BEGIN Source data

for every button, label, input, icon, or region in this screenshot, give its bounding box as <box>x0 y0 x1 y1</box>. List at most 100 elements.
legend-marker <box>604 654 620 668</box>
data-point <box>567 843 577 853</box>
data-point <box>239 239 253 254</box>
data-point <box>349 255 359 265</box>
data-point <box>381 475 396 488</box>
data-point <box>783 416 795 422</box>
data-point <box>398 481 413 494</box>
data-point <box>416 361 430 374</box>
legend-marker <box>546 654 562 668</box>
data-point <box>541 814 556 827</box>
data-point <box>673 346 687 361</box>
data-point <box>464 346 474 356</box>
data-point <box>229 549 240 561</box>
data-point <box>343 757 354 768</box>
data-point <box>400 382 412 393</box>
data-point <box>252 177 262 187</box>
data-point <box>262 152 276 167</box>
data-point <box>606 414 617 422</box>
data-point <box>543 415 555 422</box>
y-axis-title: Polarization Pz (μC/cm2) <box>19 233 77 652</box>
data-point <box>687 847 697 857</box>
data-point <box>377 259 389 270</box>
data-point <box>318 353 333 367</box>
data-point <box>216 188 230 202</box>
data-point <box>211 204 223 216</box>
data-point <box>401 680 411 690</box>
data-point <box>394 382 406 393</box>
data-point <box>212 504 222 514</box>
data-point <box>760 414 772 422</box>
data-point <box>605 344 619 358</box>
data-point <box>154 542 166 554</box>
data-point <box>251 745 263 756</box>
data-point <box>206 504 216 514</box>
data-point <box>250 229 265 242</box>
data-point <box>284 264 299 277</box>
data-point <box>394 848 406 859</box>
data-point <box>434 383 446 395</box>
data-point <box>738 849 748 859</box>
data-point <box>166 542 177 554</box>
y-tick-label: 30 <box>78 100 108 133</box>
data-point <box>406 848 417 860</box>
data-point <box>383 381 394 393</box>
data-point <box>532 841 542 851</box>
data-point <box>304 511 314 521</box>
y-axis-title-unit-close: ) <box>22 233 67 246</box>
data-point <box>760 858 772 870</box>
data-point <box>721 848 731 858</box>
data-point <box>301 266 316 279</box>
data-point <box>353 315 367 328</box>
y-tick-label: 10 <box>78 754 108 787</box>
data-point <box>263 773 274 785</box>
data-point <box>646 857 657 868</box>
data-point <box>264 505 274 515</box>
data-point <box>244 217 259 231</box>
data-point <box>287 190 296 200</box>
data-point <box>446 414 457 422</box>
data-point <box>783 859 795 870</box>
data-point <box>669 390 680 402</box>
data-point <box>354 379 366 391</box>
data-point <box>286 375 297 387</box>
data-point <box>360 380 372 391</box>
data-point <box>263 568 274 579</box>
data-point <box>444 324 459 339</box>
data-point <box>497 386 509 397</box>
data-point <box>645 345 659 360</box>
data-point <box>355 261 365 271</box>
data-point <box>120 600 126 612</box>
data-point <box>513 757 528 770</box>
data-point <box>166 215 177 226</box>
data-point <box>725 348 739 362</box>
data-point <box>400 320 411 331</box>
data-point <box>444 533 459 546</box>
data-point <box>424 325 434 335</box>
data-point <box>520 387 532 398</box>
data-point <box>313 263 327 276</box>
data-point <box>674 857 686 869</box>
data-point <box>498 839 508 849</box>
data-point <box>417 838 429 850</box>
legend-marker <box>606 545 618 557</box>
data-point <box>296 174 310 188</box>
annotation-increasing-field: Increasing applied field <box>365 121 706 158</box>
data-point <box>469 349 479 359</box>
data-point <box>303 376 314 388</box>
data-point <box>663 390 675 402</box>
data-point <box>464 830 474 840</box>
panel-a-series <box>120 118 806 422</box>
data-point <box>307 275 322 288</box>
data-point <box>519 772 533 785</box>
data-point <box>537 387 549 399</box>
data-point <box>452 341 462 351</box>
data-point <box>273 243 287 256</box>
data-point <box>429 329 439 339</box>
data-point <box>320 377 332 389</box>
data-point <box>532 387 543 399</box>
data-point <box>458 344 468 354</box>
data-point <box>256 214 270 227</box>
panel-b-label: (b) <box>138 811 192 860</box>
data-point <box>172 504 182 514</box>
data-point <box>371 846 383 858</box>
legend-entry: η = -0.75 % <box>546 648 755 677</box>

END Source data

[The problem]:
Print the data records above exactly as they appear, from first to last.

[The output]:
for every button, label, input, icon, or region in this screenshot, give its bounding box as <box>x0 y0 x1 y1</box>. List at most 100 elements.
legend-marker <box>604 654 620 668</box>
data-point <box>567 843 577 853</box>
data-point <box>239 239 253 254</box>
data-point <box>349 255 359 265</box>
data-point <box>381 475 396 488</box>
data-point <box>783 416 795 422</box>
data-point <box>398 481 413 494</box>
data-point <box>416 361 430 374</box>
legend-marker <box>546 654 562 668</box>
data-point <box>541 814 556 827</box>
data-point <box>673 346 687 361</box>
data-point <box>464 346 474 356</box>
data-point <box>229 549 240 561</box>
data-point <box>343 757 354 768</box>
data-point <box>400 382 412 393</box>
data-point <box>252 177 262 187</box>
data-point <box>262 152 276 167</box>
data-point <box>606 414 617 422</box>
data-point <box>543 415 555 422</box>
y-axis-title: Polarization Pz (μC/cm2) <box>19 233 77 652</box>
data-point <box>687 847 697 857</box>
data-point <box>377 259 389 270</box>
data-point <box>318 353 333 367</box>
data-point <box>216 188 230 202</box>
data-point <box>211 204 223 216</box>
data-point <box>401 680 411 690</box>
data-point <box>394 382 406 393</box>
data-point <box>212 504 222 514</box>
data-point <box>760 414 772 422</box>
data-point <box>605 344 619 358</box>
data-point <box>154 542 166 554</box>
data-point <box>251 745 263 756</box>
data-point <box>206 504 216 514</box>
data-point <box>250 229 265 242</box>
data-point <box>284 264 299 277</box>
data-point <box>394 848 406 859</box>
data-point <box>434 383 446 395</box>
data-point <box>738 849 748 859</box>
data-point <box>166 542 177 554</box>
y-tick-label: 30 <box>78 100 108 133</box>
data-point <box>406 848 417 860</box>
data-point <box>383 381 394 393</box>
data-point <box>532 841 542 851</box>
data-point <box>304 511 314 521</box>
y-axis-title-unit-close: ) <box>22 233 67 246</box>
data-point <box>760 858 772 870</box>
data-point <box>721 848 731 858</box>
data-point <box>301 266 316 279</box>
data-point <box>353 315 367 328</box>
y-tick-label: 10 <box>78 754 108 787</box>
data-point <box>263 773 274 785</box>
data-point <box>646 857 657 868</box>
data-point <box>264 505 274 515</box>
data-point <box>244 217 259 231</box>
data-point <box>287 190 296 200</box>
data-point <box>446 414 457 422</box>
data-point <box>783 859 795 870</box>
data-point <box>669 390 680 402</box>
data-point <box>354 379 366 391</box>
data-point <box>286 375 297 387</box>
data-point <box>360 380 372 391</box>
data-point <box>263 568 274 579</box>
data-point <box>444 324 459 339</box>
data-point <box>497 386 509 397</box>
data-point <box>645 345 659 360</box>
data-point <box>355 261 365 271</box>
data-point <box>120 600 126 612</box>
data-point <box>513 757 528 770</box>
data-point <box>166 215 177 226</box>
data-point <box>725 348 739 362</box>
data-point <box>400 320 411 331</box>
data-point <box>444 533 459 546</box>
data-point <box>424 325 434 335</box>
data-point <box>520 387 532 398</box>
data-point <box>313 263 327 276</box>
data-point <box>674 857 686 869</box>
data-point <box>498 839 508 849</box>
data-point <box>417 838 429 850</box>
legend-marker <box>606 545 618 557</box>
data-point <box>296 174 310 188</box>
annotation-increasing-field: Increasing applied field <box>365 121 706 158</box>
data-point <box>469 349 479 359</box>
data-point <box>303 376 314 388</box>
data-point <box>663 390 675 402</box>
data-point <box>464 830 474 840</box>
panel-a-series <box>120 118 806 422</box>
data-point <box>307 275 322 288</box>
data-point <box>519 772 533 785</box>
data-point <box>537 387 549 399</box>
data-point <box>452 341 462 351</box>
data-point <box>273 243 287 256</box>
data-point <box>429 329 439 339</box>
data-point <box>320 377 332 389</box>
data-point <box>532 387 543 399</box>
data-point <box>458 344 468 354</box>
data-point <box>256 214 270 227</box>
panel-b-label: (b) <box>138 811 192 860</box>
data-point <box>172 504 182 514</box>
data-point <box>371 846 383 858</box>
legend-entry: η = -0.75 % <box>546 648 755 677</box>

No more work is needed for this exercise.